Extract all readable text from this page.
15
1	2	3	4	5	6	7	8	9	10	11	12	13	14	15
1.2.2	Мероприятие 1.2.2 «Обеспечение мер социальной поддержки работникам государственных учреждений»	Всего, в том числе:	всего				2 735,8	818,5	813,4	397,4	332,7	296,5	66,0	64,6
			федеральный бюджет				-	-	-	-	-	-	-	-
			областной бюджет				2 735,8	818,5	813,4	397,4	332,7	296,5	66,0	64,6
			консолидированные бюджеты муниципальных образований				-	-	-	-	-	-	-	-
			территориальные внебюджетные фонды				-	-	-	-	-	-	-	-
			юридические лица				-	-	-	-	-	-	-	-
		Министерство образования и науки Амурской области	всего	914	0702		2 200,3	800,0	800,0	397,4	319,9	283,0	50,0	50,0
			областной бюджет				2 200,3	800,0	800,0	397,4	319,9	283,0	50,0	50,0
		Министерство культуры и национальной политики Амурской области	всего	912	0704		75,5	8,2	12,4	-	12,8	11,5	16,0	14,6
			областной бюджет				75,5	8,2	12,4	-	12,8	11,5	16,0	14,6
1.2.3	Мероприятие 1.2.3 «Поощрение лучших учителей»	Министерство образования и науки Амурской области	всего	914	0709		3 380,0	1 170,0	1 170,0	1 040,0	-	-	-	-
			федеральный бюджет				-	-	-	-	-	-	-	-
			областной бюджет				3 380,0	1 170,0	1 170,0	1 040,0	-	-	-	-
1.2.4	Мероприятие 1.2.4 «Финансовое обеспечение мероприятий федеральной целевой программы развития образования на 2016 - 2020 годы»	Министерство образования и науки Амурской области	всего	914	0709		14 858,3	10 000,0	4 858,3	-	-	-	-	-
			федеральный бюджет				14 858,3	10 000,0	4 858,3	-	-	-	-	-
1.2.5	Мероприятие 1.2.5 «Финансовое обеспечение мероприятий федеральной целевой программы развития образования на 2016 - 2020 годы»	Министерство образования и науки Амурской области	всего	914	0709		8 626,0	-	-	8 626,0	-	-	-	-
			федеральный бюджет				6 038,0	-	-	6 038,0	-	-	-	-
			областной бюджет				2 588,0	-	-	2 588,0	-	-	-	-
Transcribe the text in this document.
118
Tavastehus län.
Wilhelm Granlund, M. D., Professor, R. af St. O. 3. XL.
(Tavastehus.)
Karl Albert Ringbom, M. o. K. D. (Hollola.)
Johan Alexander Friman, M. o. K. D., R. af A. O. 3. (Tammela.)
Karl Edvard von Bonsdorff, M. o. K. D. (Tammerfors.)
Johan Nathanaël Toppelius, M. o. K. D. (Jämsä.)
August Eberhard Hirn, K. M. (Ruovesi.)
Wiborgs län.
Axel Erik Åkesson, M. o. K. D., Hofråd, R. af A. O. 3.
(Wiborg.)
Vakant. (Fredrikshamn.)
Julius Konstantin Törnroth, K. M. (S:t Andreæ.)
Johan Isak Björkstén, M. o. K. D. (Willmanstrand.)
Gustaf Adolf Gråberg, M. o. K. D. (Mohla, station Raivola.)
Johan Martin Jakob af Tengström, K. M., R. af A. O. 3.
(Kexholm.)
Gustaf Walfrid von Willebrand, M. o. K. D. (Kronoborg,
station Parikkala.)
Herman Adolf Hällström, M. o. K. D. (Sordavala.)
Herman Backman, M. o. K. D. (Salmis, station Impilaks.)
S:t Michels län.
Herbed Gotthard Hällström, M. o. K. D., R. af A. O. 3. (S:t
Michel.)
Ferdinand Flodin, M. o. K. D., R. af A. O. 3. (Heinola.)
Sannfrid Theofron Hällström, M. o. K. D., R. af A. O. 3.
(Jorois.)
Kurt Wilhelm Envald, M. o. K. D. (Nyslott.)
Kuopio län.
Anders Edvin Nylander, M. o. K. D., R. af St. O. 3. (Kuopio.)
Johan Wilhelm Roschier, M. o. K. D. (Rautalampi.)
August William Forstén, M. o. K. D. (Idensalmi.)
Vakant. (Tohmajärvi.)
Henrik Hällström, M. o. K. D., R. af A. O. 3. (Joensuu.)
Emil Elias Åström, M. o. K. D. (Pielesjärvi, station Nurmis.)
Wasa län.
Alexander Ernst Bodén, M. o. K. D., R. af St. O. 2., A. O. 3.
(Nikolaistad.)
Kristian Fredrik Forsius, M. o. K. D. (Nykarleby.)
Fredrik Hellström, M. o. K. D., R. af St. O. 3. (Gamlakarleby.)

####

→ Short exercise
Give back all the data exactly as written.

→ Response for this exercise
Extract all readable text from this page.
15
1	2	3	4	5	6	7	8	9	10	11	12	13	14	15
1.2.2	Мероприятие 1.2.2 «Обеспечение мер социальной поддержки работникам государственных учреждений»	Всего, в том числе:	всего				2 735,8	818,5	813,4	397,4	332,7	296,5	66,0	64,6
			федеральный бюджет				-	-	-	-	-	-	-	-
			областной бюджет				2 735,8	818,5	813,4	397,4	332,7	296,5	66,0	64,6
			консолидированные бюджеты муниципальных образований				-	-	-	-	-	-	-	-
			территориальные внебюджетные фонды				-	-	-	-	-	-	-	-
			юридические лица				-	-	-	-	-	-	-	-
		Министерство образования и науки Амурской области	всего	914	0702		2 200,3	800,0	800,0	397,4	319,9	283,0	50,0	50,0
			областной бюджет				2 200,3	800,0	800,0	397,4	319,9	283,0	50,0	50,0
		Министерство культуры и национальной политики Амурской области	всего	912	0704		75,5	8,2	12,4	-	12,8	11,5	16,0	14,6
			областной бюджет				75,5	8,2	12,4	-	12,8	11,5	16,0	14,6
1.2.3	Мероприятие 1.2.3 «Поощрение лучших учителей»	Министерство образования и науки Амурской области	всего	914	0709		3 380,0	1 170,0	1 170,0	1 040,0	-	-	-	-
			федеральный бюджет				-	-	-	-	-	-	-	-
			областной бюджет				3 380,0	1 170,0	1 170,0	1 040,0	-	-	-	-
1.2.4	Мероприятие 1.2.4 «Финансовое обеспечение мероприятий федеральной целевой программы развития образования на 2016 - 2020 годы»	Министерство образования и науки Амурской области	всего	914	0709		14 858,3	10 000,0	4 858,3	-	-	-	-	-
			федеральный бюджет				14 858,3	10 000,0	4 858,3	-	-	-	-	-
1.2.5	Мероприятие 1.2.5 «Финансовое обеспечение мероприятий федеральной целевой программы развития образования на 2016 - 2020 годы»	Министерство образования и науки Амурской области	всего	914	0709		8 626,0	-	-	8 626,0	-	-	-	-
			федеральный бюджет				6 038,0	-	-	6 038,0	-	-	-	-
			областной бюджет				2 588,0	-	-	2 588,0	-	-	-	-
Transcribe the text in this document.
118
Tavastehus län.
Wilhelm Granlund, M. D., Professor, R. af St. O. 3. XL.
(Tavastehus.)
Karl Albert Ringbom, M. o. K. D. (Hollola.)
Johan Alexander Friman, M. o. K. D., R. af A. O. 3. (Tammela.)
Karl Edvard von Bonsdorff, M. o. K. D. (Tammerfors.)
Johan Nathanaël Toppelius, M. o. K. D. (Jämsä.)
August Eberhard Hirn, K. M. (Ruovesi.)
Wiborgs län.
Axel Erik Åkesson, M. o. K. D., Hofråd, R. af A. O. 3.
(Wiborg.)
Vakant. (Fredrikshamn.)
Julius Konstantin Törnroth, K. M. (S:t Andreæ.)
Johan Isak Björkstén, M. o. K. D. (Willmanstrand.)
Gustaf Adolf Gråberg, M. o. K. D. (Mohla, station Raivola.)
Johan Martin Jakob af Tengström, K. M., R. af A. O. 3.
(Kexholm.)
Gustaf Walfrid von Willebrand, M. o. K. D. (Kronoborg,
station Parikkala.)
Herman Adolf Hällström, M. o. K. D. (Sordavala.)
Herman Backman, M. o. K. D. (Salmis, station Impilaks.)
S:t Michels län.
Herbed Gotthard Hällström, M. o. K. D., R. af A. O. 3. (S:t
Michel.)
Ferdinand Flodin, M. o. K. D., R. af A. O. 3. (Heinola.)
Sannfrid Theofron Hällström, M. o. K. D., R. af A. O. 3.
(Jorois.)
Kurt Wilhelm Envald, M. o. K. D. (Nyslott.)
Kuopio län.
Anders Edvin Nylander, M. o. K. D., R. af St. O. 3. (Kuopio.)
Johan Wilhelm Roschier, M. o. K. D. (Rautalampi.)
August William Forstén, M. o. K. D. (Idensalmi.)
Vakant. (Tohmajärvi.)
Henrik Hällström, M. o. K. D., R. af A. O. 3. (Joensuu.)
Emil Elias Åström, M. o. K. D. (Pielesjärvi, station Nurmis.)
Wasa län.
Alexander Ernst Bodén, M. o. K. D., R. af St. O. 2., A. O. 3.
(Nikolaistad.)
Kristian Fredrik Forsius, M. o. K. D. (Nykarleby.)
Fredrik Hellström, M. o. K. D., R. af St. O. 3. (Gamlakarleby.)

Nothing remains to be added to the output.